#### Given problem
Out of all the lines below, count those with the word "average". Give the number only.

#### Recorded information
>>>>>

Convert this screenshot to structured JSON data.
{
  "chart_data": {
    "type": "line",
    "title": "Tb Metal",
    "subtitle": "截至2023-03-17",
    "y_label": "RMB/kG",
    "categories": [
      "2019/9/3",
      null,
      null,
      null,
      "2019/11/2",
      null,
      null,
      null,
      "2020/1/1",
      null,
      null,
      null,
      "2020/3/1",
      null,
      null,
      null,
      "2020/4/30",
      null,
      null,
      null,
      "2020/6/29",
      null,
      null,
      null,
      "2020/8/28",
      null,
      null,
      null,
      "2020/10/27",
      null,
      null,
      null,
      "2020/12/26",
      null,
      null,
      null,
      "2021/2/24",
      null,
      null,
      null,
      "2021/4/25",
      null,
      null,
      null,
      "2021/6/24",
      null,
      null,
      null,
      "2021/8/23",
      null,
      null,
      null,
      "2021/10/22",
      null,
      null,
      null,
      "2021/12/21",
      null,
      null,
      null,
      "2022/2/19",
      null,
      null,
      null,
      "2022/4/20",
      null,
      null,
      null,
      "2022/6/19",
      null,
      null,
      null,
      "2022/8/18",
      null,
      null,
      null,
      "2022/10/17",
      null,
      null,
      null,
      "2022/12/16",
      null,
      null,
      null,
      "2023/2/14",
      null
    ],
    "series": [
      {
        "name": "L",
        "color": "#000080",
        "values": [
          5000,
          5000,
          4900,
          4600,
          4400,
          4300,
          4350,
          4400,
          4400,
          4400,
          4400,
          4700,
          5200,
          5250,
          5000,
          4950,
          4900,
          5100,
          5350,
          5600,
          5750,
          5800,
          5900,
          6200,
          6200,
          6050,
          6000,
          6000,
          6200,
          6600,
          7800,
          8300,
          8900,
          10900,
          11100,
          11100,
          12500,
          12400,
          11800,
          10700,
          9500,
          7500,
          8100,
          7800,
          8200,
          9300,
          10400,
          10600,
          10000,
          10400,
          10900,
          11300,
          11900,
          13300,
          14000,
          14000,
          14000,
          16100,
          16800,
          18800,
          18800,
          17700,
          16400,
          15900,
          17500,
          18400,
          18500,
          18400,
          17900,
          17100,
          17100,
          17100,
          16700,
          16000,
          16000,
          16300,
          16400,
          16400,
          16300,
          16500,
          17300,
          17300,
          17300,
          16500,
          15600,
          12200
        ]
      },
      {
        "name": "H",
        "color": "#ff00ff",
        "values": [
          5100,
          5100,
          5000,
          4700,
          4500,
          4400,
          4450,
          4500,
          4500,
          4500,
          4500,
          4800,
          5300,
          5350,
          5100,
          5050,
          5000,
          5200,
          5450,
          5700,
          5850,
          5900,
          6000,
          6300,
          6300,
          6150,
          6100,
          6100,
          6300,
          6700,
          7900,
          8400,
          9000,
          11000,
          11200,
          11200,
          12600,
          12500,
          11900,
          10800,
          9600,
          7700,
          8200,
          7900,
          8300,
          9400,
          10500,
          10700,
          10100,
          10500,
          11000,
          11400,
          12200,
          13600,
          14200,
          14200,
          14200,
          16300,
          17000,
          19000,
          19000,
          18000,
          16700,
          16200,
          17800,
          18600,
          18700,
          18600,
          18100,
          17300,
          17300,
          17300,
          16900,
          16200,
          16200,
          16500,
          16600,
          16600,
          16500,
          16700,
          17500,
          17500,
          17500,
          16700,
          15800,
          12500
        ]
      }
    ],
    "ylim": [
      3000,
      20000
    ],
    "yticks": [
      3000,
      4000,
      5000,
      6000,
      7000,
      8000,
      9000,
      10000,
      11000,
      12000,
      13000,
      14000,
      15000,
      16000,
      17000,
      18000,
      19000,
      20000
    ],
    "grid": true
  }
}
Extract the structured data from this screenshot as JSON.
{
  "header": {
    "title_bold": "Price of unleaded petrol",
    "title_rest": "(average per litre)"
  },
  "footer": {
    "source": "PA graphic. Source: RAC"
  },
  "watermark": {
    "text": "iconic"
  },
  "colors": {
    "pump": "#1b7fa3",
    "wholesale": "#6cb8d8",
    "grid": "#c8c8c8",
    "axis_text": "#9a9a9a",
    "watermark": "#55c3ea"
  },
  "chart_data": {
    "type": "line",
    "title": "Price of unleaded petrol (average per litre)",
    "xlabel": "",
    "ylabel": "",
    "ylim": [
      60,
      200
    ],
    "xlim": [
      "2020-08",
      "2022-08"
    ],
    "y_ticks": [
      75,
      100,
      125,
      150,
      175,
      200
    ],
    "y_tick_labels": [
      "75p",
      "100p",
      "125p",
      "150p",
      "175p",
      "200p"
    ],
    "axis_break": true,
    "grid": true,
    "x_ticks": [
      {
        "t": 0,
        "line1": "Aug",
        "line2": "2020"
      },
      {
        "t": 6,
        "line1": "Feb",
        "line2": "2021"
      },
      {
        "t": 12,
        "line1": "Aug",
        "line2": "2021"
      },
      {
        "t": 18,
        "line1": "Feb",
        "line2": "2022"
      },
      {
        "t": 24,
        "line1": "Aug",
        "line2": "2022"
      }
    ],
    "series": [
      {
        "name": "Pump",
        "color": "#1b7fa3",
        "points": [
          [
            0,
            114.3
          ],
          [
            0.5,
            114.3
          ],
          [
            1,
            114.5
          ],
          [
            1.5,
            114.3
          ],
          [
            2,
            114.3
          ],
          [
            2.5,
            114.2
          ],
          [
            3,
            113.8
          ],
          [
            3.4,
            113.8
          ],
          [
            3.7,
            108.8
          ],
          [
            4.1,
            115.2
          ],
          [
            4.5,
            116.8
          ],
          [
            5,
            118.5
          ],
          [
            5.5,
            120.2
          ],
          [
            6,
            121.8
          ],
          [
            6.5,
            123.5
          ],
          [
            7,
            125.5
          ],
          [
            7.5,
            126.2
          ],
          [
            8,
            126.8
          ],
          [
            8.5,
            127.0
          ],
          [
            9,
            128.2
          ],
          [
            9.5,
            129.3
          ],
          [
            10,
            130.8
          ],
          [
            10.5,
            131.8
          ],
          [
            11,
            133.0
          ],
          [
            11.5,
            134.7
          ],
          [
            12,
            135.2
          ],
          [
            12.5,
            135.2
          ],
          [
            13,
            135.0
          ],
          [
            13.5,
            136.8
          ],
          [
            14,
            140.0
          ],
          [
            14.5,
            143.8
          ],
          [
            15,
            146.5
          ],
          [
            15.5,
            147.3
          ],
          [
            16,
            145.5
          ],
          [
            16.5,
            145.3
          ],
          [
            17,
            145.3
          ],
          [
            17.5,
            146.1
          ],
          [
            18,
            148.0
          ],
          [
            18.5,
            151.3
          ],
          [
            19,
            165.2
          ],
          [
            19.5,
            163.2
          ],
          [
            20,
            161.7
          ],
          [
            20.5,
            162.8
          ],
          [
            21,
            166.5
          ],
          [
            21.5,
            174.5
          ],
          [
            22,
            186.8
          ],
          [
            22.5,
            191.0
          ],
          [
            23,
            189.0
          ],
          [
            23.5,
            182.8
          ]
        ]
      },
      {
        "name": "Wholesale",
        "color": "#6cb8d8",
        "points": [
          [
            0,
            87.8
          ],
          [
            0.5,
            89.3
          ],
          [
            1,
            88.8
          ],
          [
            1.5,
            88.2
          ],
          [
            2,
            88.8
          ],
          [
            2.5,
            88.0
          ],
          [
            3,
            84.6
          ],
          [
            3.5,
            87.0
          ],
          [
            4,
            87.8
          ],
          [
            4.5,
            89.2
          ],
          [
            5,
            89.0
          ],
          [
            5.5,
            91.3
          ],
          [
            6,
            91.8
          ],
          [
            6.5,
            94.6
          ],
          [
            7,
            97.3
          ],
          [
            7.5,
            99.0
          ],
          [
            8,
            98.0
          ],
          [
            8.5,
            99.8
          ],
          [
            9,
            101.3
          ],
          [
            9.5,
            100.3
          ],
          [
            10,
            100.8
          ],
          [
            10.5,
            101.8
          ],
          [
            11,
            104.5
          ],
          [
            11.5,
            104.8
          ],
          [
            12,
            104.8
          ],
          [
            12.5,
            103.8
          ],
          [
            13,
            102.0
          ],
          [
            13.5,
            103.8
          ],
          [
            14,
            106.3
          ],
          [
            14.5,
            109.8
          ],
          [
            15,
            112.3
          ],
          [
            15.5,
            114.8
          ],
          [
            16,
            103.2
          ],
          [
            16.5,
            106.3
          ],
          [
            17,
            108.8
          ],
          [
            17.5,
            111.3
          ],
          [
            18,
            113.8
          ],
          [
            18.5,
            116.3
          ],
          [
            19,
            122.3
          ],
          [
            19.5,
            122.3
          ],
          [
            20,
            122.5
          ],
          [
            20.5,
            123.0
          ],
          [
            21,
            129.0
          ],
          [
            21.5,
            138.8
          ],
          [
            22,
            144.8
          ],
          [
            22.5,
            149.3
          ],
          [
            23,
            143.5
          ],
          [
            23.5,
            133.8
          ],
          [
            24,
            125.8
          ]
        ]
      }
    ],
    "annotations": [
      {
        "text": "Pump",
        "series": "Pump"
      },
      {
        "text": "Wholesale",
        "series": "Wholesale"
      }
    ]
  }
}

<<<<<

#### Solution to this exercise
2